start SUPPLIED INFORMATION
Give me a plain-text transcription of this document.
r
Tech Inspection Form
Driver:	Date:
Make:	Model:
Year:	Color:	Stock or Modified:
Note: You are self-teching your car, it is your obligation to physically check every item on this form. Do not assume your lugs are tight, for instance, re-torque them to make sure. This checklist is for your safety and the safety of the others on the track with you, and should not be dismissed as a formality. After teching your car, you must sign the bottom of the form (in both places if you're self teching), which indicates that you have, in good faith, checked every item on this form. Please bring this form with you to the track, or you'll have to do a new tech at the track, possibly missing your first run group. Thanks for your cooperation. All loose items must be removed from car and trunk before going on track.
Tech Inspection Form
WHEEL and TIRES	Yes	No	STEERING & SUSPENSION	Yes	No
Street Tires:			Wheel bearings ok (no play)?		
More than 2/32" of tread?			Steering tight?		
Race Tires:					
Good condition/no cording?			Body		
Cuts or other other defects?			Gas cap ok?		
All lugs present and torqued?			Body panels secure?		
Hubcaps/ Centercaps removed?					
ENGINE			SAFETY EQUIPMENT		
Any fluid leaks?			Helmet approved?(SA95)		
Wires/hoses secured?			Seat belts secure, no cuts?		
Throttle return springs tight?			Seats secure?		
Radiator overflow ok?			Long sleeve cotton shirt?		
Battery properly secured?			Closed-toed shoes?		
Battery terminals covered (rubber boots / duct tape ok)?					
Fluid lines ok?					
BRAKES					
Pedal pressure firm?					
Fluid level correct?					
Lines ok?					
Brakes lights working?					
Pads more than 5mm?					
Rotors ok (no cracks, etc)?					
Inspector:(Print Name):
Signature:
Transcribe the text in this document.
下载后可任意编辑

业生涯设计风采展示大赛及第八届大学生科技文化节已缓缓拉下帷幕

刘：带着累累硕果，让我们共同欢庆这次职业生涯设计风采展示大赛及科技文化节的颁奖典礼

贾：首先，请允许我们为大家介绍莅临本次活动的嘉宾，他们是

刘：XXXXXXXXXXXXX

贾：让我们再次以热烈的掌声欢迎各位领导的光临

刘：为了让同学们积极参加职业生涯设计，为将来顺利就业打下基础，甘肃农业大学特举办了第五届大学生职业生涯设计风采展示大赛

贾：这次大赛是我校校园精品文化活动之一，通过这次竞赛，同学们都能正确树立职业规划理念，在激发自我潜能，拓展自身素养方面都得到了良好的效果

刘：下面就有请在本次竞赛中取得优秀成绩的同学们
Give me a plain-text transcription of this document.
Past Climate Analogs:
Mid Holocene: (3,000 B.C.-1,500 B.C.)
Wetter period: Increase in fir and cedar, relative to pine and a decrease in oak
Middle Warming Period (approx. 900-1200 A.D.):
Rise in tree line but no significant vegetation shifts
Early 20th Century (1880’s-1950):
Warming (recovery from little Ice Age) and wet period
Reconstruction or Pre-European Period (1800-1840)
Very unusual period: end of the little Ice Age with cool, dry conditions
end SUPPLIED INFORMATION
- PROBLEM DETAILS:
Above are the records. Identify each line that contains the word "this".

- WRITTEN SOLUTION:
Give me a plain-text transcription of this document.
Note: You are self-teching your car, it is your obligation to physically check every item on this form. Do not assume your lugs are tight, for instance, re-torque them to make sure. This checklist is for your safety and the safety of the others on the track with you, and should not be dismissed as a formality. After teching your car, you must sign the bottom of the form (in both places if you're self teching), which indicates that you have, in good faith, checked every item on this form. Please bring this form with you to the track, or you'll have to do a new tech at the track, possibly missing your first run group. Thanks for your cooperation. All loose items must be removed from car and trunk before going on track.
Transcribe the text in this document.
Give me a plain-text transcription of this document.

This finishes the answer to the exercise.